Work to be completed
Exactly as they appear, output all of the entries.

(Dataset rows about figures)
((

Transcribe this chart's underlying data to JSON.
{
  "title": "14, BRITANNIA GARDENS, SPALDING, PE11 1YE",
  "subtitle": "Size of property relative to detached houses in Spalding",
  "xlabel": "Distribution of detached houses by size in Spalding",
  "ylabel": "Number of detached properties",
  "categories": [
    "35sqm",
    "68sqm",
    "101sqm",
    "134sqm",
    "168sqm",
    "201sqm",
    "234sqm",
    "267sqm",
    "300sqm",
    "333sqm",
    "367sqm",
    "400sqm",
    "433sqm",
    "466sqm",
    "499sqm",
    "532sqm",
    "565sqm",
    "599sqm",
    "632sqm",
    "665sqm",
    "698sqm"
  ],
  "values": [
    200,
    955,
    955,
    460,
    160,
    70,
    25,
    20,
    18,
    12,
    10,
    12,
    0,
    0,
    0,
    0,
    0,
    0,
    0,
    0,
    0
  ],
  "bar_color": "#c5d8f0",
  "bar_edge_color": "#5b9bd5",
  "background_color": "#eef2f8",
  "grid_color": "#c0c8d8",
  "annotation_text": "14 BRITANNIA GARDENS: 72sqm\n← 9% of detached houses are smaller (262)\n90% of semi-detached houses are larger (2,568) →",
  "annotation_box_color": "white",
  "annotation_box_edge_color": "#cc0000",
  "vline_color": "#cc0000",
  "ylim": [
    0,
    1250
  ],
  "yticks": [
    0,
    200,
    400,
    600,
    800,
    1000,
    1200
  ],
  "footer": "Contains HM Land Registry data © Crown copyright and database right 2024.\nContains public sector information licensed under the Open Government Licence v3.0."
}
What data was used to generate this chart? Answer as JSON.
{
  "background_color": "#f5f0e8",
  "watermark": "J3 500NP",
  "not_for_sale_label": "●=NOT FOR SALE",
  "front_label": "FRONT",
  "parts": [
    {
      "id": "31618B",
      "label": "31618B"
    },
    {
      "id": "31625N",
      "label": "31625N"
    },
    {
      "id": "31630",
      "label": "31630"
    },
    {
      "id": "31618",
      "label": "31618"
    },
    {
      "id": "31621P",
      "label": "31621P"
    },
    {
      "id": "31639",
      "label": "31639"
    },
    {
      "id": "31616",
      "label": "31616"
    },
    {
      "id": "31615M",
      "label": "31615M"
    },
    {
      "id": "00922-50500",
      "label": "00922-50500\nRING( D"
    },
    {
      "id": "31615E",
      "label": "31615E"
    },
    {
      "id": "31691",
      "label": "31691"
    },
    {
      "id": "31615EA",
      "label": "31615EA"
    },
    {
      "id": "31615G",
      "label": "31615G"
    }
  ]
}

))

Answer for this exercise
Transcribe this chart's underlying data to JSON.
{
  "title": "14, BRITANNIA GARDENS, SPALDING, PE11 1YE",
  "subtitle": "Size of property relative to detached houses in Spalding",
  "xlabel": "Distribution of detached houses by size in Spalding",
  "ylabel": "Number of detached properties",
  "categories": [
    "35sqm",
    "68sqm",
    "101sqm",
    "134sqm",
    "168sqm",
    "201sqm",
    "234sqm",
    "267sqm",
    "300sqm",
    "333sqm",
    "367sqm",
    "400sqm",
    "433sqm",
    "466sqm",
    "499sqm",
    "532sqm",
    "565sqm",
    "599sqm",
    "632sqm",
    "665sqm",
    "698sqm"
  ],
  "values": [
    200,
    955,
    955,
    460,
    160,
    70,
    25,
    20,
    18,
    12,
    10,
    12,
    0,
    0,
    0,
    0,
    0,
    0,
    0,
    0,
    0
  ],
  "bar_color": "#c5d8f0",
  "bar_edge_color": "#5b9bd5",
  "background_color": "#eef2f8",
  "grid_color": "#c0c8d8",
  "annotation_text": "14 BRITANNIA GARDENS: 72sqm\n← 9% of detached houses are smaller (262)\n90% of semi-detached houses are larger (2,568) →",
  "annotation_box_color": "white",
  "annotation_box_edge_color": "#cc0000",
  "vline_color": "#cc0000",
  "ylim": [
    0,
    1250
  ],
  "yticks": [
    0,
    200,
    400,
    600,
    800,
    1000,
    1200
  ],
  "footer": "Contains HM Land Registry data © Crown copyright and database right 2024.\nContains public sector information licensed under the Open Government Licence v3.0."
}
What data was used to generate this chart? Answer as JSON.
{
  "background_color": "#f5f0e8",
  "watermark": "J3 500NP",
  "not_for_sale_label": "●=NOT FOR SALE",
  "front_label": "FRONT",
  "parts": [
    {
      "id": "31618B",
      "label": "31618B"
    },
    {
      "id": "31625N",
      "label": "31625N"
    },
    {
      "id": "31630",
      "label": "31630"
    },
    {
      "id": "31618",
      "label": "31618"
    },
    {
      "id": "31621P",
      "label": "31621P"
    },
    {
      "id": "31639",
      "label": "31639"
    },
    {
      "id": "31616",
      "label": "31616"
    },
    {
      "id": "31615M",
      "label": "31615M"
    },
    {
      "id": "00922-50500",
      "label": "00922-50500\nRING( D"
    },
    {
      "id": "31615E",
      "label": "31615E"
    },
    {
      "id": "31691",
      "label": "31691"
    },
    {
      "id": "31615EA",
      "label": "31615EA"
    },
    {
      "id": "31615G",
      "label": "31615G"
    }
  ]
}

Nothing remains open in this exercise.